[Records from a data collection]
────────────────────────────────────────

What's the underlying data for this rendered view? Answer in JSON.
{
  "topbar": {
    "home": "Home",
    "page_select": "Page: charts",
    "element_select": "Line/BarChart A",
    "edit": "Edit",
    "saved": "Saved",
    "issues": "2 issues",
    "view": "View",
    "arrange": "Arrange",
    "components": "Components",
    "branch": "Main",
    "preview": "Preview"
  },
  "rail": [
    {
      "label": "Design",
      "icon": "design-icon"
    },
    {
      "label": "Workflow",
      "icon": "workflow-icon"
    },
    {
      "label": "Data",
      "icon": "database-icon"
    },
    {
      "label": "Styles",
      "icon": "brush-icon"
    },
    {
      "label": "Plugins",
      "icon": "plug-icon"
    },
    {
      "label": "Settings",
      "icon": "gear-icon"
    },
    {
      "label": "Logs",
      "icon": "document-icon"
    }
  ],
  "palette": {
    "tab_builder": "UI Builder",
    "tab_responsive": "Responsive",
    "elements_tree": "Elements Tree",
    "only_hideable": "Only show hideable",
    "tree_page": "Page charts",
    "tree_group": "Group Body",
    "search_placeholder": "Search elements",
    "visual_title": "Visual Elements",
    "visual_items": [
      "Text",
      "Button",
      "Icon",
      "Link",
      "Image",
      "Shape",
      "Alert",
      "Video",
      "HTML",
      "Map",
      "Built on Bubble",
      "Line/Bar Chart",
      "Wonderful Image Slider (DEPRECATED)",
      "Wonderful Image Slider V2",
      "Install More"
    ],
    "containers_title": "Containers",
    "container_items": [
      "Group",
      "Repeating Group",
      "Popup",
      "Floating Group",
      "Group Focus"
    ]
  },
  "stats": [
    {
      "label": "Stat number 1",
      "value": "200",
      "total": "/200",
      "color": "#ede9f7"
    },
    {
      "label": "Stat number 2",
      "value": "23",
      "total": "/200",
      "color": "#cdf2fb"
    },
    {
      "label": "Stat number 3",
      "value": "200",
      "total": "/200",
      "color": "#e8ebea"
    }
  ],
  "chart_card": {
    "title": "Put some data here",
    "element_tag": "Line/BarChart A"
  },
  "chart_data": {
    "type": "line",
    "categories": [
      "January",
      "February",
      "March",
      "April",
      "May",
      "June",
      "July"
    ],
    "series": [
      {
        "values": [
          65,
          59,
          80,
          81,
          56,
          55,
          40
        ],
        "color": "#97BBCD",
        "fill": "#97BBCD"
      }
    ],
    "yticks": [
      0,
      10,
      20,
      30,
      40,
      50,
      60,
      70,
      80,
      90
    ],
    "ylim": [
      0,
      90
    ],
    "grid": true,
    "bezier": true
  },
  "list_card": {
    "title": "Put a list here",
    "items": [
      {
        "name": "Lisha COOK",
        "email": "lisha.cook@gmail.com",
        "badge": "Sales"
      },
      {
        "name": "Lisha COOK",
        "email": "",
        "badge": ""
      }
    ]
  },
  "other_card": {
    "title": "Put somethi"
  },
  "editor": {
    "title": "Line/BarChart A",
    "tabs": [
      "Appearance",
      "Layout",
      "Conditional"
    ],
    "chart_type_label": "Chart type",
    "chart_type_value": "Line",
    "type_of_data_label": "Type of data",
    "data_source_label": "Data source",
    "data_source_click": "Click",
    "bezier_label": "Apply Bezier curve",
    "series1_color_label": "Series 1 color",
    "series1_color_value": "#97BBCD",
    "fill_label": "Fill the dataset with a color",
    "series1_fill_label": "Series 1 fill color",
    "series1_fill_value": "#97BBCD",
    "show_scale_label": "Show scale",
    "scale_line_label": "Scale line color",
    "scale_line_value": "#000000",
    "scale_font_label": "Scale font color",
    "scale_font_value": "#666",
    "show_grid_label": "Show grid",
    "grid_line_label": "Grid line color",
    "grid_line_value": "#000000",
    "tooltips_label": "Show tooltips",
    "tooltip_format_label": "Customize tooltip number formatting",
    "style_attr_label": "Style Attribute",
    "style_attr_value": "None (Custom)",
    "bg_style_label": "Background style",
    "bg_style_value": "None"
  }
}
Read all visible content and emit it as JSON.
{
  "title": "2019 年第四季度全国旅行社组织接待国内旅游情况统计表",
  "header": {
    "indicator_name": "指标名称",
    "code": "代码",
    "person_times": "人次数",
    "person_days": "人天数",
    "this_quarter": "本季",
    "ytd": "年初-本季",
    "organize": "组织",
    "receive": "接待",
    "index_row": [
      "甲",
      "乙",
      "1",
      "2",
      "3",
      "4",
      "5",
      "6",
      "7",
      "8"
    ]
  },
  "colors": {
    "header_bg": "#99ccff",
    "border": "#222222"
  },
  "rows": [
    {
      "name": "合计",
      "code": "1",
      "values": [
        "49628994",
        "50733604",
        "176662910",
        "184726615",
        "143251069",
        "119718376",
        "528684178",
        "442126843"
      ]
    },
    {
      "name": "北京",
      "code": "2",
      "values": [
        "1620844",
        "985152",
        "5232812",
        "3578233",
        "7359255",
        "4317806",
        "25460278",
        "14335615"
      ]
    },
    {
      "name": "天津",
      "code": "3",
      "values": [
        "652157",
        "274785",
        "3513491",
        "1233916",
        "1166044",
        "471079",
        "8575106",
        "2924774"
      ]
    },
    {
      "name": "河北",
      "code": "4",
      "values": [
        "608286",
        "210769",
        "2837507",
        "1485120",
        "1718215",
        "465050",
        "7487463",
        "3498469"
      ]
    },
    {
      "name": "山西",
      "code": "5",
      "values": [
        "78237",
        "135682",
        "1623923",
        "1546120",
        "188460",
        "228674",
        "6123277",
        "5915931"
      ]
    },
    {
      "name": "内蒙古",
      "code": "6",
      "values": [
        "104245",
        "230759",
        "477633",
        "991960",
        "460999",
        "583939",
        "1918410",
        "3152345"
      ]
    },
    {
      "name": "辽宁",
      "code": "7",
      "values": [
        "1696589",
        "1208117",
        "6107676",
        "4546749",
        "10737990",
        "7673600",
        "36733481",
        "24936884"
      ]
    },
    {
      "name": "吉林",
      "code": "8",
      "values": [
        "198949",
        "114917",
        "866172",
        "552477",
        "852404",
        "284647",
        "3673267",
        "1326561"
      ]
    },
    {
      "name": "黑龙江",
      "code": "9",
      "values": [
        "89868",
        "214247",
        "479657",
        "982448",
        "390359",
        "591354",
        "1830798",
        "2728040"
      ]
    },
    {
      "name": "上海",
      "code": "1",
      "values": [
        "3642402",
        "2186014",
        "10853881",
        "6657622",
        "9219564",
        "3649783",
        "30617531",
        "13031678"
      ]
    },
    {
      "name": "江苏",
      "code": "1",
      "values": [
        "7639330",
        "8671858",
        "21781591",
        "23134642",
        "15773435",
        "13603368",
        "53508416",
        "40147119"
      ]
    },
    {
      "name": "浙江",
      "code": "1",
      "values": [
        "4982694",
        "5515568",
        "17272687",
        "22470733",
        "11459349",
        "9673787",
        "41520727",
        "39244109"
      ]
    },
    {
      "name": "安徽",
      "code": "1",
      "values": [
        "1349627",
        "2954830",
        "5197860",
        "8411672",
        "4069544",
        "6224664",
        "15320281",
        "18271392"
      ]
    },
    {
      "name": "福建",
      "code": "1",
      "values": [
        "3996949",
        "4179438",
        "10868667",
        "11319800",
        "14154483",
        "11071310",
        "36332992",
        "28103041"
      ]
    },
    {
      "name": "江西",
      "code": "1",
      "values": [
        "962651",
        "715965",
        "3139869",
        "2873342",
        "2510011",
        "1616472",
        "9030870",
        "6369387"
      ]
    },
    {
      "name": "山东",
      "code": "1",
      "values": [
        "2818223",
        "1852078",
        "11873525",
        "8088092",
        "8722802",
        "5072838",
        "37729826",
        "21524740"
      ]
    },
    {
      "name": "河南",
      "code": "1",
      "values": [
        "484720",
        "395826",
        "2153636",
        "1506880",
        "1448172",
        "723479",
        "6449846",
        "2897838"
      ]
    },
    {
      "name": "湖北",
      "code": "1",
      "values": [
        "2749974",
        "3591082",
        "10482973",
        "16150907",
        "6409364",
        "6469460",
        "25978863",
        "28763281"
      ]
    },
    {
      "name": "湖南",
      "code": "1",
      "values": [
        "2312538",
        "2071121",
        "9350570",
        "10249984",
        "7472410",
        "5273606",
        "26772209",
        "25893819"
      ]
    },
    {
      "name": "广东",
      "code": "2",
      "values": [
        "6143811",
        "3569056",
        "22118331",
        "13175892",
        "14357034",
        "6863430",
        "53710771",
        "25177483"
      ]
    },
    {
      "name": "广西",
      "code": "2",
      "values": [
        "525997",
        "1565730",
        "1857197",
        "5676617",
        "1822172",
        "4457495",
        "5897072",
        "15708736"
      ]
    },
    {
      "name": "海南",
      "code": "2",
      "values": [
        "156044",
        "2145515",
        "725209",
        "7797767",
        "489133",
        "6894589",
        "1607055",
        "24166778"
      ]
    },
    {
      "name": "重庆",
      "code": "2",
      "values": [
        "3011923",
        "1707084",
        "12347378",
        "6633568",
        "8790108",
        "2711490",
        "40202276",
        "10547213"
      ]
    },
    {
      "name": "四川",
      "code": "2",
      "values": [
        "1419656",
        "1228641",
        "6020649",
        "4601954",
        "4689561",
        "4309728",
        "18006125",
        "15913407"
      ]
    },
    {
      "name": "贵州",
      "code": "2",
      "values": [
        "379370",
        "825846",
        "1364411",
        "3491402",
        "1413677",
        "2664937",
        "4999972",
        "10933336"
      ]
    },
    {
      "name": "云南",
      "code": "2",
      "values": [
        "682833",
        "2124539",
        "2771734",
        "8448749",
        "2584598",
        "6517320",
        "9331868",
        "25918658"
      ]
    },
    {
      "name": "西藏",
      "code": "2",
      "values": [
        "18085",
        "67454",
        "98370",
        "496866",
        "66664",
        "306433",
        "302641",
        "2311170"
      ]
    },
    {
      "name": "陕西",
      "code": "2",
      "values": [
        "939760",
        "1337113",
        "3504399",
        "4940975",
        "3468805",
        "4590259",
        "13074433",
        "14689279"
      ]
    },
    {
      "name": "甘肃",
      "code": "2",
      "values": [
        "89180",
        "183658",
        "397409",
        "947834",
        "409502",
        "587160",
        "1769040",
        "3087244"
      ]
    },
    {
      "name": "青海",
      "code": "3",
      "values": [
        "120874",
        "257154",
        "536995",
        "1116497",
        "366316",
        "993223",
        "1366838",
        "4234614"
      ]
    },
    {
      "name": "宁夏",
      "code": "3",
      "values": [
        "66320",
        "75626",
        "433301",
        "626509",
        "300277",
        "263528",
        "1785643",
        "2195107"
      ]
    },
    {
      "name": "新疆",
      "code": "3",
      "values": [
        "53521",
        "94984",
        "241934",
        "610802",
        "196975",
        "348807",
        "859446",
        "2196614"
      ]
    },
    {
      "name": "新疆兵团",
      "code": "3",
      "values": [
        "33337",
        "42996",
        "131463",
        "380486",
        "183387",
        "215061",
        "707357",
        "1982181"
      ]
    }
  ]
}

────────────────────────────────────────

● **WHAT YOU SHOULD DO**: Collect, from the material above, every line containing the word "None".

● **SOLUTION TO THE EXERCISE**:
    "style_attr_value": "None (Custom)",
    "bg_style_value": "None"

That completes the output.